Exercise material:
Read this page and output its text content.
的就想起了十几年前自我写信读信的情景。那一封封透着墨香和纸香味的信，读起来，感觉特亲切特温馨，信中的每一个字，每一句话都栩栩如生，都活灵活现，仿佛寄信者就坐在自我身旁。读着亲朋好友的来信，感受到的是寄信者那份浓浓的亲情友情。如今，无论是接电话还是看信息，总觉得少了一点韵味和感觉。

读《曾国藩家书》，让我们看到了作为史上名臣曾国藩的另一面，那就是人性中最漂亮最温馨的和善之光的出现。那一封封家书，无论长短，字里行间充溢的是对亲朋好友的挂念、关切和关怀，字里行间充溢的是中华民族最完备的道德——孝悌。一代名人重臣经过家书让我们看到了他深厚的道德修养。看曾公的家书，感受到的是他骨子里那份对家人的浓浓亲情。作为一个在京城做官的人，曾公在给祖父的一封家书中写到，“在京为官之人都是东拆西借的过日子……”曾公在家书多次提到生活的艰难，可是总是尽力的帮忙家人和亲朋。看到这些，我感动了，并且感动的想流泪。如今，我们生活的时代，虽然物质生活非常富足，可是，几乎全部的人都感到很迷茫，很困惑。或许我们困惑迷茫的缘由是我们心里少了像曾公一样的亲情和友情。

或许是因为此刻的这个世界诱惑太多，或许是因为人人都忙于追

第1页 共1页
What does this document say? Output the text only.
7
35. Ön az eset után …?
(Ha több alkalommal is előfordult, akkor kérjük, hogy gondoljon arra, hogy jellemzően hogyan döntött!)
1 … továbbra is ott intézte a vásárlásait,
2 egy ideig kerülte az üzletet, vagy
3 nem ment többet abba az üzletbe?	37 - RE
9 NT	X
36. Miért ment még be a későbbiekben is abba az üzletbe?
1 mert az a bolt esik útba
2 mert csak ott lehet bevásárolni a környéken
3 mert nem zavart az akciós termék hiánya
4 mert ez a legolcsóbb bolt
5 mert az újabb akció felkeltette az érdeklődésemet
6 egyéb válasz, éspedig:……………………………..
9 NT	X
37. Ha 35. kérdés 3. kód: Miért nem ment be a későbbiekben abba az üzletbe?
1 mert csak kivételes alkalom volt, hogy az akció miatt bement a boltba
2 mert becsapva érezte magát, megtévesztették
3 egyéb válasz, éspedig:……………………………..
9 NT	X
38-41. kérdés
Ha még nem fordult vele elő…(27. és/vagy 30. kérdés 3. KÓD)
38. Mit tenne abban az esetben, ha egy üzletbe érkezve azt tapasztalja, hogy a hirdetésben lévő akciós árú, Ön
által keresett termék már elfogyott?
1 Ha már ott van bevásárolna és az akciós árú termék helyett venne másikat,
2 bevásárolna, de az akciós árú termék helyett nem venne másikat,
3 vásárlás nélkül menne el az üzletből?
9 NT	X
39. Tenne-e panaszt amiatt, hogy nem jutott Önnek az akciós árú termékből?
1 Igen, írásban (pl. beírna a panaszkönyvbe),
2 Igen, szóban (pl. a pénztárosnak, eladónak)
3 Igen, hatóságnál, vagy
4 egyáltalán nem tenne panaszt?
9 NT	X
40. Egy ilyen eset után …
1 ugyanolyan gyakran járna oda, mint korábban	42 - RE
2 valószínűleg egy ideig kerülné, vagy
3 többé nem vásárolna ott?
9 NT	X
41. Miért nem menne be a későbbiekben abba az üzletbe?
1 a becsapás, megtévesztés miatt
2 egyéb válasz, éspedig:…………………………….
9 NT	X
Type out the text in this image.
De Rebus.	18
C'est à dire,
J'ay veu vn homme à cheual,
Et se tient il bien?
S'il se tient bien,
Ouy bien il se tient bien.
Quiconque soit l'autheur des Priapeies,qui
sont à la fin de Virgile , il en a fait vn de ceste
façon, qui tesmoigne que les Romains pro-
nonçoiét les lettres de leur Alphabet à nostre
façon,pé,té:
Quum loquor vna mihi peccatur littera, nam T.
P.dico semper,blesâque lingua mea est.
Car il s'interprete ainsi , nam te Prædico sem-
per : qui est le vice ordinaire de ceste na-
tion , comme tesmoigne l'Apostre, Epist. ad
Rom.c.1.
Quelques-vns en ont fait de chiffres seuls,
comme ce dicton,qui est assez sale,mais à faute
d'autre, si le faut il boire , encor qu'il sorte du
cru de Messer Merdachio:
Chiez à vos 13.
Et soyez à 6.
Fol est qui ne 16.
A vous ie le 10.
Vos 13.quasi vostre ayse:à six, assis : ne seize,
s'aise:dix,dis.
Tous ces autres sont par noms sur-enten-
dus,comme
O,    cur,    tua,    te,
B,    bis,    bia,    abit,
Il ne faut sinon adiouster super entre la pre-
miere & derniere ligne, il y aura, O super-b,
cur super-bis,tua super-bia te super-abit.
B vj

Directions for this task:
Exactly as shown above, return every record.

The reply:
Read this page and output its text content.
的就想起了十几年前自我写信读信的情景。那一封封透着墨香和纸香味的信，读起来，感觉特亲切特温馨，信中的每一个字，每一句话都栩栩如生，都活灵活现，仿佛寄信者就坐在自我身旁。读着亲朋好友的来信，感受到的是寄信者那份浓浓的亲情友情。如今，无论是接电话还是看信息，总觉得少了一点韵味和感觉。

读《曾国藩家书》，让我们看到了作为史上名臣曾国藩的另一面，那就是人性中最漂亮最温馨的和善之光的出现。那一封封家书，无论长短，字里行间充溢的是对亲朋好友的挂念、关切和关怀，字里行间充溢的是中华民族最完备的道德——孝悌。一代名人重臣经过家书让我们看到了他深厚的道德修养。看曾公的家书，感受到的是他骨子里那份对家人的浓浓亲情。作为一个在京城做官的人，曾公在给祖父的一封家书中写到，“在京为官之人都是东拆西借的过日子……”曾公在家书多次提到生活的艰难，可是总是尽力的帮忙家人和亲朋。看到这些，我感动了，并且感动的想流泪。如今，我们生活的时代，虽然物质生活非常富足，可是，几乎全部的人都感到很迷茫，很困惑。或许我们困惑迷茫的缘由是我们心里少了像曾公一样的亲情和友情。

或许是因为此刻的这个世界诱惑太多，或许是因为人人都忙于追

第1页 共1页
What does this document say? Output the text only.
7
35. Ön az eset után …?
(Ha több alkalommal is előfordult, akkor kérjük, hogy gondoljon arra, hogy jellemzően hogyan döntött!)
1 … továbbra is ott intézte a vásárlásait,
2 egy ideig kerülte az üzletet, vagy
3 nem ment többet abba az üzletbe?	37 - RE
9 NT	X
36. Miért ment még be a későbbiekben is abba az üzletbe?
1 mert az a bolt esik útba
2 mert csak ott lehet bevásárolni a környéken
3 mert nem zavart az akciós termék hiánya
4 mert ez a legolcsóbb bolt
5 mert az újabb akció felkeltette az érdeklődésemet
6 egyéb válasz, éspedig:……………………………..
9 NT	X
37. Ha 35. kérdés 3. kód: Miért nem ment be a későbbiekben abba az üzletbe?
1 mert csak kivételes alkalom volt, hogy az akció miatt bement a boltba
2 mert becsapva érezte magát, megtévesztették
3 egyéb válasz, éspedig:……………………………..
9 NT	X
38-41. kérdés
Ha még nem fordult vele elő…(27. és/vagy 30. kérdés 3. KÓD)
38. Mit tenne abban az esetben, ha egy üzletbe érkezve azt tapasztalja, hogy a hirdetésben lévő akciós árú, Ön
által keresett termék már elfogyott?
1 Ha már ott van bevásárolna és az akciós árú termék helyett venne másikat,
2 bevásárolna, de az akciós árú termék helyett nem venne másikat,
3 vásárlás nélkül menne el az üzletből?
9 NT	X
39. Tenne-e panaszt amiatt, hogy nem jutott Önnek az akciós árú termékből?
1 Igen, írásban (pl. beírna a panaszkönyvbe),
2 Igen, szóban (pl. a pénztárosnak, eladónak)
3 Igen, hatóságnál, vagy
4 egyáltalán nem tenne panaszt?
9 NT	X
40. Egy ilyen eset után …
1 ugyanolyan gyakran járna oda, mint korábban	42 - RE
2 valószínűleg egy ideig kerülné, vagy
3 többé nem vásárolna ott?
9 NT	X
41. Miért nem menne be a későbbiekben abba az üzletbe?
1 a becsapás, megtévesztés miatt
2 egyéb válasz, éspedig:…………………………….
9 NT	X
Type out the text in this image.
De Rebus.	18
C'est à dire,
J'ay veu vn homme à cheual,
Et se tient il bien?
S'il se tient bien,
Ouy bien il se tient bien.
Quiconque soit l'autheur des Priapeies,qui
sont à la fin de Virgile , il en a fait vn de ceste
façon, qui tesmoigne que les Romains pro-
nonçoiét les lettres de leur Alphabet à nostre
façon,pé,té:
Quum loquor vna mihi peccatur littera, nam T.
P.dico semper,blesâque lingua mea est.
Car il s'interprete ainsi , nam te Prædico sem-
per : qui est le vice ordinaire de ceste na-
tion , comme tesmoigne l'Apostre, Epist. ad
Rom.c.1.
Quelques-vns en ont fait de chiffres seuls,
comme ce dicton,qui est assez sale,mais à faute
d'autre, si le faut il boire , encor qu'il sorte du
cru de Messer Merdachio:
Chiez à vos 13.
Et soyez à 6.
Fol est qui ne 16.
A vous ie le 10.
Vos 13.quasi vostre ayse:à six, assis : ne seize,
s'aise:dix,dis.
Tous ces autres sont par noms sur-enten-
dus,comme
O,    cur,    tua,    te,
B,    bis,    bia,    abit,
Il ne faut sinon adiouster super entre la pre-
miere & derniere ligne, il y aura, O super-b,
cur super-bis,tua super-bia te super-abit.
B vj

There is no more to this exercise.